------ Information shown

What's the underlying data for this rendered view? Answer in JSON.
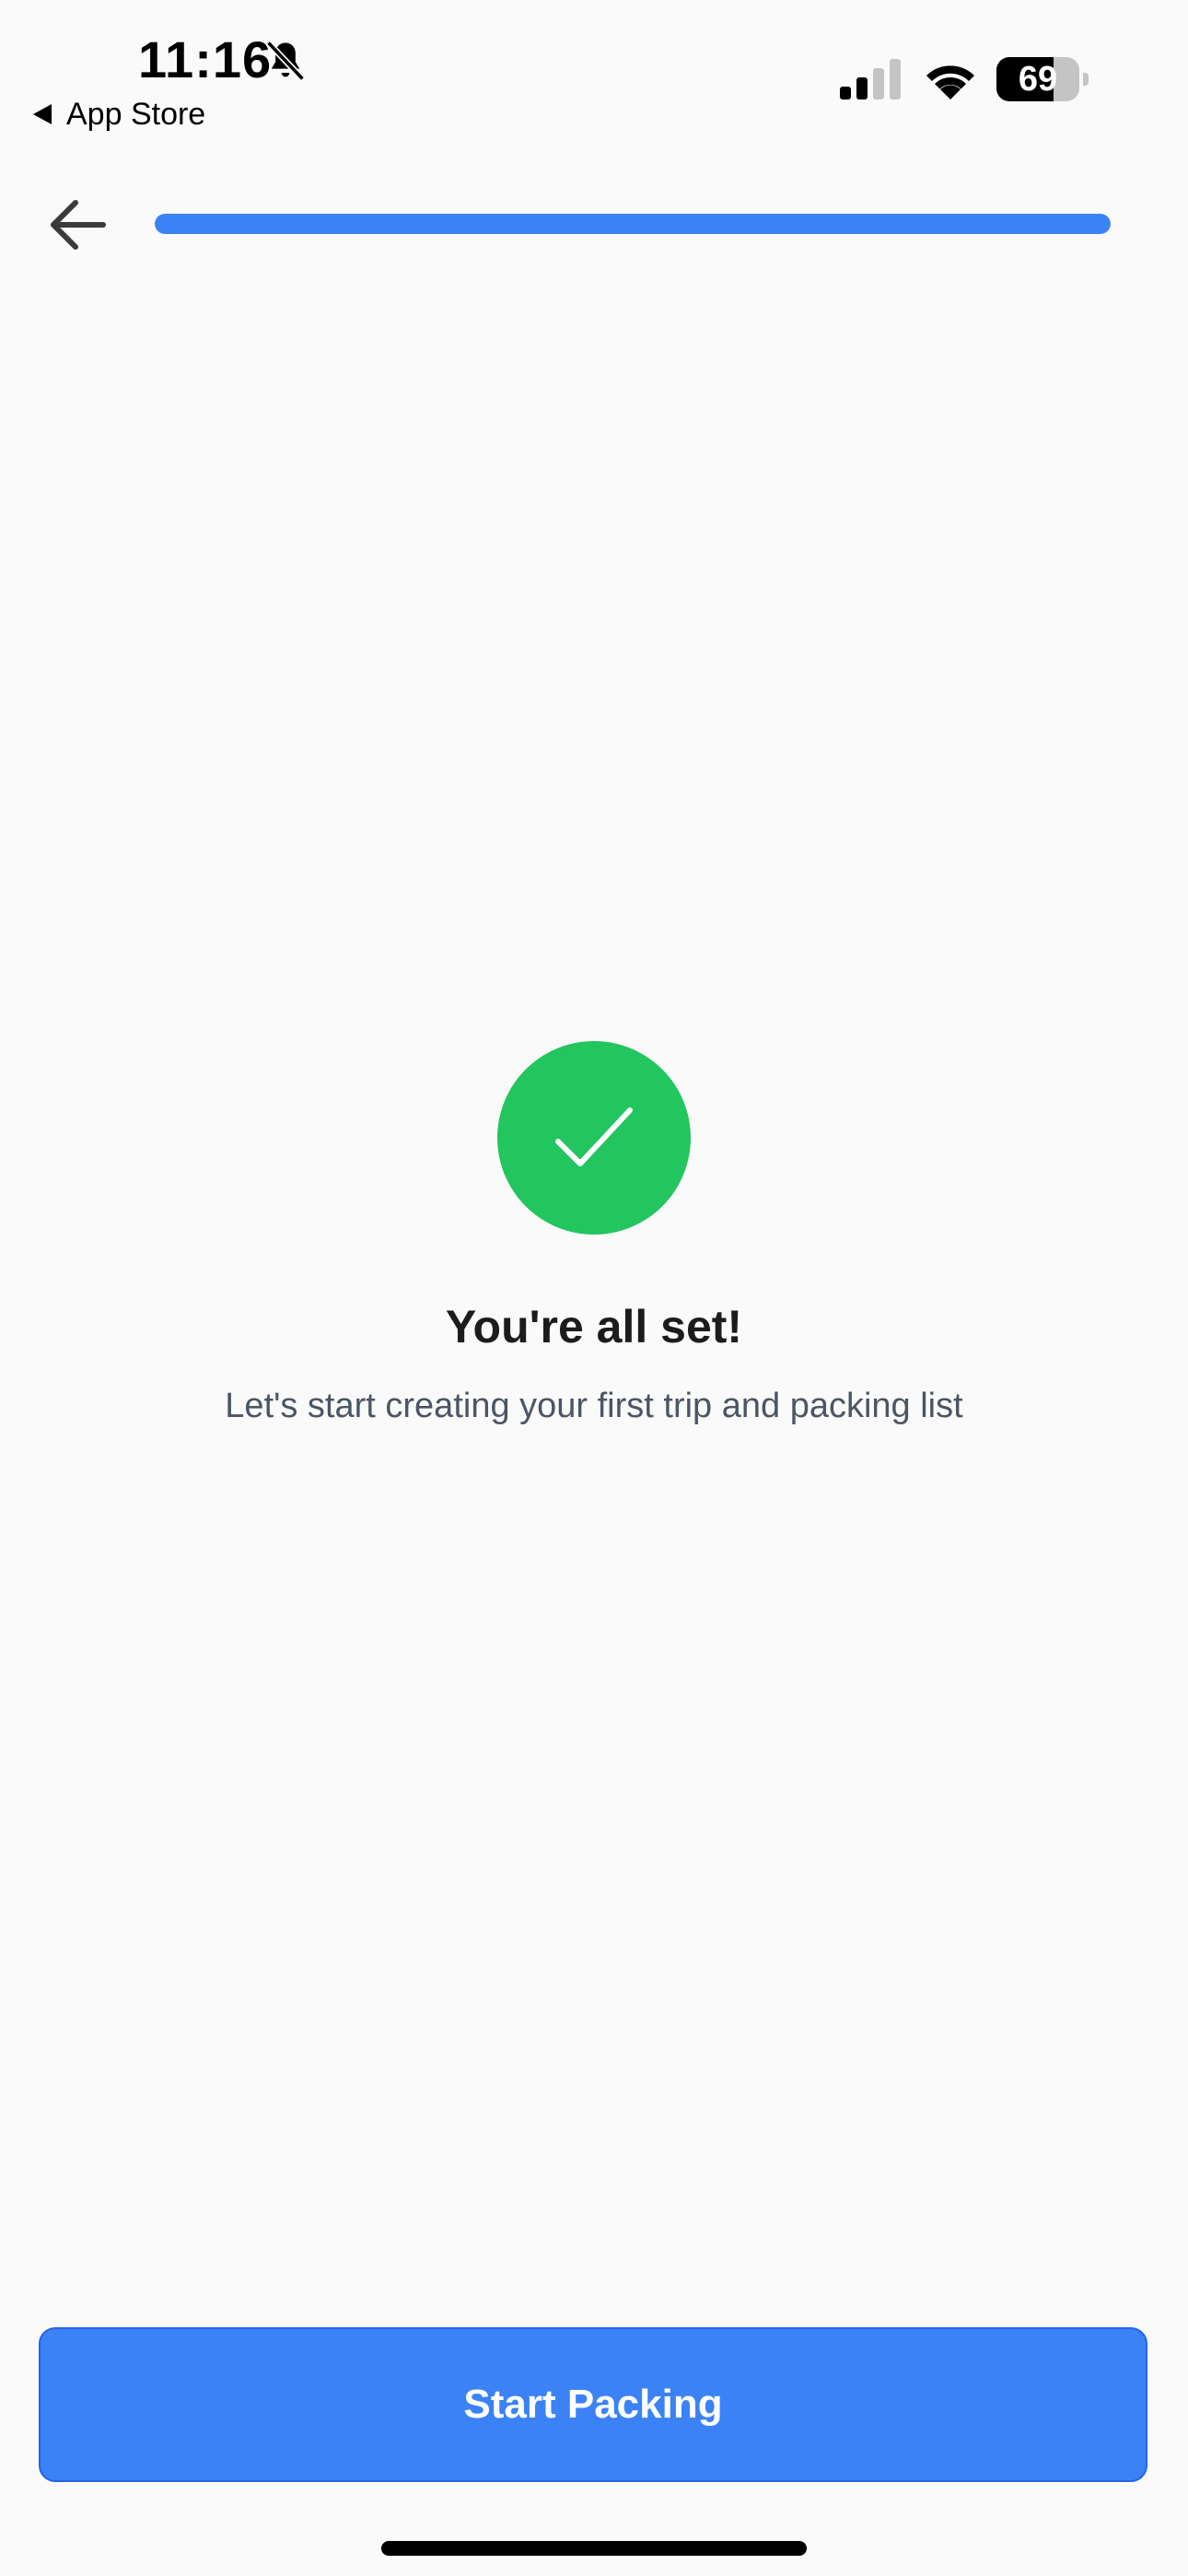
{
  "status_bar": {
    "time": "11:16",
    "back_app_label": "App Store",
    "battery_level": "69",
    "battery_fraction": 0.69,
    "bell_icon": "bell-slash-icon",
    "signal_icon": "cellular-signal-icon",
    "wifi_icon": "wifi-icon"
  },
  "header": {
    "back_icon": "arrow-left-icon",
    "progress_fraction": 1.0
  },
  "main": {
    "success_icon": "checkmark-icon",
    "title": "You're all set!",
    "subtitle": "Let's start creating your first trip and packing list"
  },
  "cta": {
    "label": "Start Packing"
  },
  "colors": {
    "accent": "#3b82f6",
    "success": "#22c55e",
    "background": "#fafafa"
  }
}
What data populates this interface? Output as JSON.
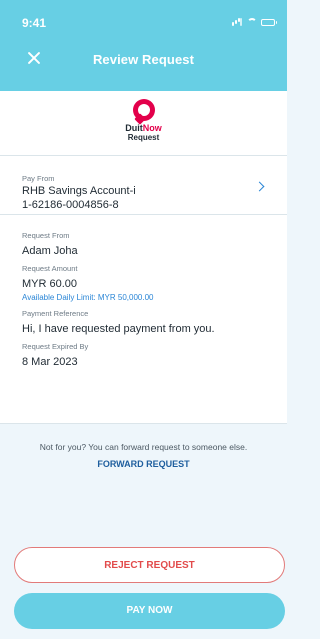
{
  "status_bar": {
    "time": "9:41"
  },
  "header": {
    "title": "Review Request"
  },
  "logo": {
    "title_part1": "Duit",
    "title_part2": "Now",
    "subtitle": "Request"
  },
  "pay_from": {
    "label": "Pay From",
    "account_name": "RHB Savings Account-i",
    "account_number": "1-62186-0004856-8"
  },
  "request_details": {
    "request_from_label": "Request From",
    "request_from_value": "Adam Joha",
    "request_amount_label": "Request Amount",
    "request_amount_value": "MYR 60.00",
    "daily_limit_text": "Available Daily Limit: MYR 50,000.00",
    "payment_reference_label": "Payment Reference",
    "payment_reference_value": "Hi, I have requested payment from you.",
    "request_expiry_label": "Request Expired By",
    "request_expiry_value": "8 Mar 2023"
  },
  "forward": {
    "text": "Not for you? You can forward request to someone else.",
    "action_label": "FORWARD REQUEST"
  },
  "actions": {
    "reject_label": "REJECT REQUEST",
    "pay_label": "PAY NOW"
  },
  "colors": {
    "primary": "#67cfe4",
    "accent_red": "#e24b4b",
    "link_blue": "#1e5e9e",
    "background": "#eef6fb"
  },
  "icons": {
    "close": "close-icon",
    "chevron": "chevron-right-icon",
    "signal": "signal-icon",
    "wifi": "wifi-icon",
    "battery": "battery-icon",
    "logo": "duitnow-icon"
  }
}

------------

Retype the data above exactly; pictures are not part of the copy.

What's the underlying data for this rendered view? Answer in JSON.
{
  "status_bar": {
    "time": "11:16",
    "back_app_label": "App Store",
    "battery_level": "69",
    "battery_fraction": 0.69,
    "bell_icon": "bell-slash-icon",
    "signal_icon": "cellular-signal-icon",
    "wifi_icon": "wifi-icon"
  },
  "header": {
    "back_icon": "arrow-left-icon",
    "progress_fraction": 1.0
  },
  "main": {
    "success_icon": "checkmark-icon",
    "title": "You're all set!",
    "subtitle": "Let's start creating your first trip and packing list"
  },
  "cta": {
    "label": "Start Packing"
  },
  "colors": {
    "accent": "#3b82f6",
    "success": "#22c55e",
    "background": "#fafafa"
  }
}
What data populates this interface? Output as JSON.
{
  "status_bar": {
    "time": "9:41"
  },
  "header": {
    "title": "Review Request"
  },
  "logo": {
    "title_part1": "Duit",
    "title_part2": "Now",
    "subtitle": "Request"
  },
  "pay_from": {
    "label": "Pay From",
    "account_name": "RHB Savings Account-i",
    "account_number": "1-62186-0004856-8"
  },
  "request_details": {
    "request_from_label": "Request From",
    "request_from_value": "Adam Joha",
    "request_amount_label": "Request Amount",
    "request_amount_value": "MYR 60.00",
    "daily_limit_text": "Available Daily Limit: MYR 50,000.00",
    "payment_reference_label": "Payment Reference",
    "payment_reference_value": "Hi, I have requested payment from you.",
    "request_expiry_label": "Request Expired By",
    "request_expiry_value": "8 Mar 2023"
  },
  "forward": {
    "text": "Not for you? You can forward request to someone else.",
    "action_label": "FORWARD REQUEST"
  },
  "actions": {
    "reject_label": "REJECT REQUEST",
    "pay_label": "PAY NOW"
  },
  "colors": {
    "primary": "#67cfe4",
    "accent_red": "#e24b4b",
    "link_blue": "#1e5e9e",
    "background": "#eef6fb"
  },
  "icons": {
    "close": "close-icon",
    "chevron": "chevron-right-icon",
    "signal": "signal-icon",
    "wifi": "wifi-icon",
    "battery": "battery-icon",
    "logo": "duitnow-icon"
  }
}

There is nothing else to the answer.